> Aim
Beneath this task is a listing; retype all of it exactly.

> Data entries
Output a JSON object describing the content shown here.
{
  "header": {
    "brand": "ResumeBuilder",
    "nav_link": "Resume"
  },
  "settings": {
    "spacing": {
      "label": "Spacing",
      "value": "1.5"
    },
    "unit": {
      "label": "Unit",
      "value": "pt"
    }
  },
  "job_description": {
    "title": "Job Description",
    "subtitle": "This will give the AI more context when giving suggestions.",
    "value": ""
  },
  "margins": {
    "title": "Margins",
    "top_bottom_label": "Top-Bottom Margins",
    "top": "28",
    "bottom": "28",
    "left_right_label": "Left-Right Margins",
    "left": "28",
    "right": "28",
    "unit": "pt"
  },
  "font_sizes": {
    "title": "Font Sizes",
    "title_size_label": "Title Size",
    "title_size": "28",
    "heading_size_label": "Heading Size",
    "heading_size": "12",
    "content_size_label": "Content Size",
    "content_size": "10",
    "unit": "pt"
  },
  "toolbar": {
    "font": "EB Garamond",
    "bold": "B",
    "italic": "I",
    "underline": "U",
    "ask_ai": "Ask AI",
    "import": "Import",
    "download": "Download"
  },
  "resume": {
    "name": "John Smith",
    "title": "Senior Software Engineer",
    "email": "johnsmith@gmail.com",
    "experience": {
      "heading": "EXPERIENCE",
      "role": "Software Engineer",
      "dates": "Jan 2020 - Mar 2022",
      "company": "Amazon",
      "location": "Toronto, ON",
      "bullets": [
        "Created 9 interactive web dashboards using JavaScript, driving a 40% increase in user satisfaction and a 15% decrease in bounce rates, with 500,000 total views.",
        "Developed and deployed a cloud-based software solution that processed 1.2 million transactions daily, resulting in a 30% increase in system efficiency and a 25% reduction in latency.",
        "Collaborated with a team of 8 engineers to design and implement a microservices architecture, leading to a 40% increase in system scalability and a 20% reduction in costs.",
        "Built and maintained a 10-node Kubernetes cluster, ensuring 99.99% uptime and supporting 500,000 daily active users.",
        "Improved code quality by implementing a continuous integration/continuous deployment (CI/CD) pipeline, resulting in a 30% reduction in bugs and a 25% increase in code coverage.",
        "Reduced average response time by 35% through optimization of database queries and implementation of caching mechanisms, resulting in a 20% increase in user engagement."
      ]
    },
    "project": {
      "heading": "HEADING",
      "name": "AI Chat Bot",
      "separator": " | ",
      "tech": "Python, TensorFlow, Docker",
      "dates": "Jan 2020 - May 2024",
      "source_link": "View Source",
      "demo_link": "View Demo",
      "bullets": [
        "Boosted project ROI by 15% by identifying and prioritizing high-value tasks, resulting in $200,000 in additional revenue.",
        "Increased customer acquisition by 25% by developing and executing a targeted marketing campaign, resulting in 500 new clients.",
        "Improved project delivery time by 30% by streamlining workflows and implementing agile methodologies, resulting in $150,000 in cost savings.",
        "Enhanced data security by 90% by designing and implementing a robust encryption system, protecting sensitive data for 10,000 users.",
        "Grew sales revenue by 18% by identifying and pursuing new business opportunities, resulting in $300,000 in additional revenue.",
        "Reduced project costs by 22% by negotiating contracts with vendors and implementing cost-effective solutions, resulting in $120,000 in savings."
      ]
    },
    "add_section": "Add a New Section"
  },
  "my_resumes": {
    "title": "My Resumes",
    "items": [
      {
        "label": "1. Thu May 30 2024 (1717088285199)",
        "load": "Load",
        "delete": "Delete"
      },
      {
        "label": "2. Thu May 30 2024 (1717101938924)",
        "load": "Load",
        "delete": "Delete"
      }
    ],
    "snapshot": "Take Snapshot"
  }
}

> Answer to the problem
Output a JSON object describing the content shown here.
{
  "header": {
    "brand": "ResumeBuilder",
    "nav_link": "Resume"
  },
  "settings": {
    "spacing": {
      "label": "Spacing",
      "value": "1.5"
    },
    "unit": {
      "label": "Unit",
      "value": "pt"
    }
  },
  "job_description": {
    "title": "Job Description",
    "subtitle": "This will give the AI more context when giving suggestions.",
    "value": ""
  },
  "margins": {
    "title": "Margins",
    "top_bottom_label": "Top-Bottom Margins",
    "top": "28",
    "bottom": "28",
    "left_right_label": "Left-Right Margins",
    "left": "28",
    "right": "28",
    "unit": "pt"
  },
  "font_sizes": {
    "title": "Font Sizes",
    "title_size_label": "Title Size",
    "title_size": "28",
    "heading_size_label": "Heading Size",
    "heading_size": "12",
    "content_size_label": "Content Size",
    "content_size": "10",
    "unit": "pt"
  },
  "toolbar": {
    "font": "EB Garamond",
    "bold": "B",
    "italic": "I",
    "underline": "U",
    "ask_ai": "Ask AI",
    "import": "Import",
    "download": "Download"
  },
  "resume": {
    "name": "John Smith",
    "title": "Senior Software Engineer",
    "email": "johnsmith@gmail.com",
    "experience": {
      "heading": "EXPERIENCE",
      "role": "Software Engineer",
      "dates": "Jan 2020 - Mar 2022",
      "company": "Amazon",
      "location": "Toronto, ON",
      "bullets": [
        "Created 9 interactive web dashboards using JavaScript, driving a 40% increase in user satisfaction and a 15% decrease in bounce rates, with 500,000 total views.",
        "Developed and deployed a cloud-based software solution that processed 1.2 million transactions daily, resulting in a 30% increase in system efficiency and a 25% reduction in latency.",
        "Collaborated with a team of 8 engineers to design and implement a microservices architecture, leading to a 40% increase in system scalability and a 20% reduction in costs.",
        "Built and maintained a 10-node Kubernetes cluster, ensuring 99.99% uptime and supporting 500,000 daily active users.",
        "Improved code quality by implementing a continuous integration/continuous deployment (CI/CD) pipeline, resulting in a 30% reduction in bugs and a 25% increase in code coverage.",
        "Reduced average response time by 35% through optimization of database queries and implementation of caching mechanisms, resulting in a 20% increase in user engagement."
      ]
    },
    "project": {
      "heading": "HEADING",
      "name": "AI Chat Bot",
      "separator": " | ",
      "tech": "Python, TensorFlow, Docker",
      "dates": "Jan 2020 - May 2024",
      "source_link": "View Source",
      "demo_link": "View Demo",
      "bullets": [
        "Boosted project ROI by 15% by identifying and prioritizing high-value tasks, resulting in $200,000 in additional revenue.",
        "Increased customer acquisition by 25% by developing and executing a targeted marketing campaign, resulting in 500 new clients.",
        "Improved project delivery time by 30% by streamlining workflows and implementing agile methodologies, resulting in $150,000 in cost savings.",
        "Enhanced data security by 90% by designing and implementing a robust encryption system, protecting sensitive data for 10,000 users.",
        "Grew sales revenue by 18% by identifying and pursuing new business opportunities, resulting in $300,000 in additional revenue.",
        "Reduced project costs by 22% by negotiating contracts with vendors and implementing cost-effective solutions, resulting in $120,000 in savings."
      ]
    },
    "add_section": "Add a New Section"
  },
  "my_resumes": {
    "title": "My Resumes",
    "items": [
      {
        "label": "1. Thu May 30 2024 (1717088285199)",
        "load": "Load",
        "delete": "Delete"
      },
      {
        "label": "2. Thu May 30 2024 (1717101938924)",
        "load": "Load",
        "delete": "Delete"
      }
    ],
    "snapshot": "Take Snapshot"
  }
}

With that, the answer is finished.